# WHAT THE TASK ASKS:
Print out every record exactly as it appears.

☆ ☆ ☆

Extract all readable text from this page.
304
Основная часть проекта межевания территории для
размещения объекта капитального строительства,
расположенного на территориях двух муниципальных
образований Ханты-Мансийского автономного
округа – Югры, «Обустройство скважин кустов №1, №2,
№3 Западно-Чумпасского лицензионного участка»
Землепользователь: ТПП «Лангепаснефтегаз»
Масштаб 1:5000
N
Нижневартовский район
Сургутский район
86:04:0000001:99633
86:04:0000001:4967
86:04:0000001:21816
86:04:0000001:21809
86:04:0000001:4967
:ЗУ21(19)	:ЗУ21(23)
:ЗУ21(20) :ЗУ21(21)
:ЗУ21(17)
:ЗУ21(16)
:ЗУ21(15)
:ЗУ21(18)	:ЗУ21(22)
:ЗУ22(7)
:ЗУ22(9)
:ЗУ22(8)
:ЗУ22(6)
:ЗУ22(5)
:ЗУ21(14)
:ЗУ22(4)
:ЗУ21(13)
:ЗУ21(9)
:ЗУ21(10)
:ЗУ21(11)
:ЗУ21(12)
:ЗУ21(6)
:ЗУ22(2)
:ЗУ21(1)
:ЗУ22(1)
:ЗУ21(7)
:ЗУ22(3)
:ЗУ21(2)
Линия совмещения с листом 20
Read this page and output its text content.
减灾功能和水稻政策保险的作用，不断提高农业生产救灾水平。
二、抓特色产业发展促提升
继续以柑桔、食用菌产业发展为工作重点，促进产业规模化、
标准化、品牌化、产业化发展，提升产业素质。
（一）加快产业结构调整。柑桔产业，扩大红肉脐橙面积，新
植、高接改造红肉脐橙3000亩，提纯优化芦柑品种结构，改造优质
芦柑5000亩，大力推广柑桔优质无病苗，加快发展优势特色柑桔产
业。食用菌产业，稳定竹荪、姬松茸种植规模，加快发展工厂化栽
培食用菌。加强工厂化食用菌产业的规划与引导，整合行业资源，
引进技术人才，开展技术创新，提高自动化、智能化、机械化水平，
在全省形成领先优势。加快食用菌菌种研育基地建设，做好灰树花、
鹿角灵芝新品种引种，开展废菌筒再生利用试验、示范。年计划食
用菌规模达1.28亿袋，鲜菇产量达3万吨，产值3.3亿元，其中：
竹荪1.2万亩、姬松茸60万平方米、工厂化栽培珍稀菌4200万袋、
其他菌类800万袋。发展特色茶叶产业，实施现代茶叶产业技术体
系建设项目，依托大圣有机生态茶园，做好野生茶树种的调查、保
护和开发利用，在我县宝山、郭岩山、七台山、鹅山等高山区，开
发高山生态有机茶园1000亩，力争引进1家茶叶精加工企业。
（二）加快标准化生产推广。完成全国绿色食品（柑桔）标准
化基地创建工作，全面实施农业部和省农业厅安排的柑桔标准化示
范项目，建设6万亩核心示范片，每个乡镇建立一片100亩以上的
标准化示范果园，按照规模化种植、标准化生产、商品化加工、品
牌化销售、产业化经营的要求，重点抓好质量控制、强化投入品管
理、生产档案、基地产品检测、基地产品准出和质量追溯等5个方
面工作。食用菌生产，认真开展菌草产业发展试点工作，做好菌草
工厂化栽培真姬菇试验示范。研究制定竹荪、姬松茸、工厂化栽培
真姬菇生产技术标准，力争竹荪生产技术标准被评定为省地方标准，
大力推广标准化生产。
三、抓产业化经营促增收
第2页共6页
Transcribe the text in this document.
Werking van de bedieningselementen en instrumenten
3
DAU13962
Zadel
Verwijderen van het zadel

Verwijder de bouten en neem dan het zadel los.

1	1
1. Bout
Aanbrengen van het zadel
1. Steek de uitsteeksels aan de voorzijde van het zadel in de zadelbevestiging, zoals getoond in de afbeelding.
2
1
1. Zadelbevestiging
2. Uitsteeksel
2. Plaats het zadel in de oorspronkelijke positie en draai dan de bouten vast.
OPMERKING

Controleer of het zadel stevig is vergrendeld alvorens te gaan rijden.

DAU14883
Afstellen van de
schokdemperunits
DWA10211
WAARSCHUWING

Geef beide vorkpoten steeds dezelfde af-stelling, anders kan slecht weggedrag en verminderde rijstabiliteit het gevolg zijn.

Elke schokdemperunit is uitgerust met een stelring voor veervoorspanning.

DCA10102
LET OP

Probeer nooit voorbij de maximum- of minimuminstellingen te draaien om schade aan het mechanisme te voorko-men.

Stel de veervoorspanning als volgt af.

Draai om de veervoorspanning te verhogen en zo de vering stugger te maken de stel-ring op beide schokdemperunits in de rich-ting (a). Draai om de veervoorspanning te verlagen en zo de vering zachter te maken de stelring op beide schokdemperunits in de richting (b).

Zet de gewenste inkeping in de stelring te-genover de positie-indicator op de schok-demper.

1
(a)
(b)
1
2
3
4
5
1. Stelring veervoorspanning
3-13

☆ ☆ ☆

# REPLY:
Extract all readable text from this page.
304
Основная часть проекта межевания территории для
размещения объекта капитального строительства,
расположенного на территориях двух муниципальных
образований Ханты-Мансийского автономного
округа – Югры, «Обустройство скважин кустов №1, №2,
№3 Западно-Чумпасского лицензионного участка»
Землепользователь: ТПП «Лангепаснефтегаз»
Масштаб 1:5000
N
Нижневартовский район
Сургутский район
86:04:0000001:99633
86:04:0000001:4967
86:04:0000001:21816
86:04:0000001:21809
86:04:0000001:4967
:ЗУ21(19)	:ЗУ21(23)
:ЗУ21(20) :ЗУ21(21)
:ЗУ21(17)
:ЗУ21(16)
:ЗУ21(15)
:ЗУ21(18)	:ЗУ21(22)
:ЗУ22(7)
:ЗУ22(9)
:ЗУ22(8)
:ЗУ22(6)
:ЗУ22(5)
:ЗУ21(14)
:ЗУ22(4)
:ЗУ21(13)
:ЗУ21(9)
:ЗУ21(10)
:ЗУ21(11)
:ЗУ21(12)
:ЗУ21(6)
:ЗУ22(2)
:ЗУ21(1)
:ЗУ22(1)
:ЗУ21(7)
:ЗУ22(3)
:ЗУ21(2)
Линия совмещения с листом 20
Read this page and output its text content.
减灾功能和水稻政策保险的作用，不断提高农业生产救灾水平。
二、抓特色产业发展促提升
继续以柑桔、食用菌产业发展为工作重点，促进产业规模化、
标准化、品牌化、产业化发展，提升产业素质。
（一）加快产业结构调整。柑桔产业，扩大红肉脐橙面积，新
植、高接改造红肉脐橙3000亩，提纯优化芦柑品种结构，改造优质
芦柑5000亩，大力推广柑桔优质无病苗，加快发展优势特色柑桔产
业。食用菌产业，稳定竹荪、姬松茸种植规模，加快发展工厂化栽
培食用菌。加强工厂化食用菌产业的规划与引导，整合行业资源，
引进技术人才，开展技术创新，提高自动化、智能化、机械化水平，
在全省形成领先优势。加快食用菌菌种研育基地建设，做好灰树花、
鹿角灵芝新品种引种，开展废菌筒再生利用试验、示范。年计划食
用菌规模达1.28亿袋，鲜菇产量达3万吨，产值3.3亿元，其中：
竹荪1.2万亩、姬松茸60万平方米、工厂化栽培珍稀菌4200万袋、
其他菌类800万袋。发展特色茶叶产业，实施现代茶叶产业技术体
系建设项目，依托大圣有机生态茶园，做好野生茶树种的调查、保
护和开发利用，在我县宝山、郭岩山、七台山、鹅山等高山区，开
发高山生态有机茶园1000亩，力争引进1家茶叶精加工企业。
（二）加快标准化生产推广。完成全国绿色食品（柑桔）标准
化基地创建工作，全面实施农业部和省农业厅安排的柑桔标准化示
范项目，建设6万亩核心示范片，每个乡镇建立一片100亩以上的
标准化示范果园，按照规模化种植、标准化生产、商品化加工、品
牌化销售、产业化经营的要求，重点抓好质量控制、强化投入品管
理、生产档案、基地产品检测、基地产品准出和质量追溯等5个方
面工作。食用菌生产，认真开展菌草产业发展试点工作，做好菌草
工厂化栽培真姬菇试验示范。研究制定竹荪、姬松茸、工厂化栽培
真姬菇生产技术标准，力争竹荪生产技术标准被评定为省地方标准，
大力推广标准化生产。
三、抓产业化经营促增收
第2页共6页
Transcribe the text in this document.
Werking van de bedieningselementen en instrumenten
3
DAU13962
Zadel
Verwijderen van het zadel

Verwijder de bouten en neem dan het zadel los.

1	1
1. Bout
Aanbrengen van het zadel
1. Steek de uitsteeksels aan de voorzijde van het zadel in de zadelbevestiging, zoals getoond in de afbeelding.
2
1
1. Zadelbevestiging
2. Uitsteeksel
2. Plaats het zadel in de oorspronkelijke positie en draai dan de bouten vast.
OPMERKING

Controleer of het zadel stevig is vergrendeld alvorens te gaan rijden.

DAU14883
Afstellen van de
schokdemperunits
DWA10211
WAARSCHUWING

Geef beide vorkpoten steeds dezelfde af-stelling, anders kan slecht weggedrag en verminderde rijstabiliteit het gevolg zijn.

Elke schokdemperunit is uitgerust met een stelring voor veervoorspanning.

DCA10102
LET OP

Probeer nooit voorbij de maximum- of minimuminstellingen te draaien om schade aan het mechanisme te voorko-men.

Stel de veervoorspanning als volgt af.

Draai om de veervoorspanning te verhogen en zo de vering stugger te maken de stel-ring op beide schokdemperunits in de rich-ting (a). Draai om de veervoorspanning te verlagen en zo de vering zachter te maken de stelring op beide schokdemperunits in de richting (b).

Zet de gewenste inkeping in de stelring te-genover de positie-indicator op de schok-demper.

1
(a)
(b)
1
2
3
4
5
1. Stelring veervoorspanning
3-13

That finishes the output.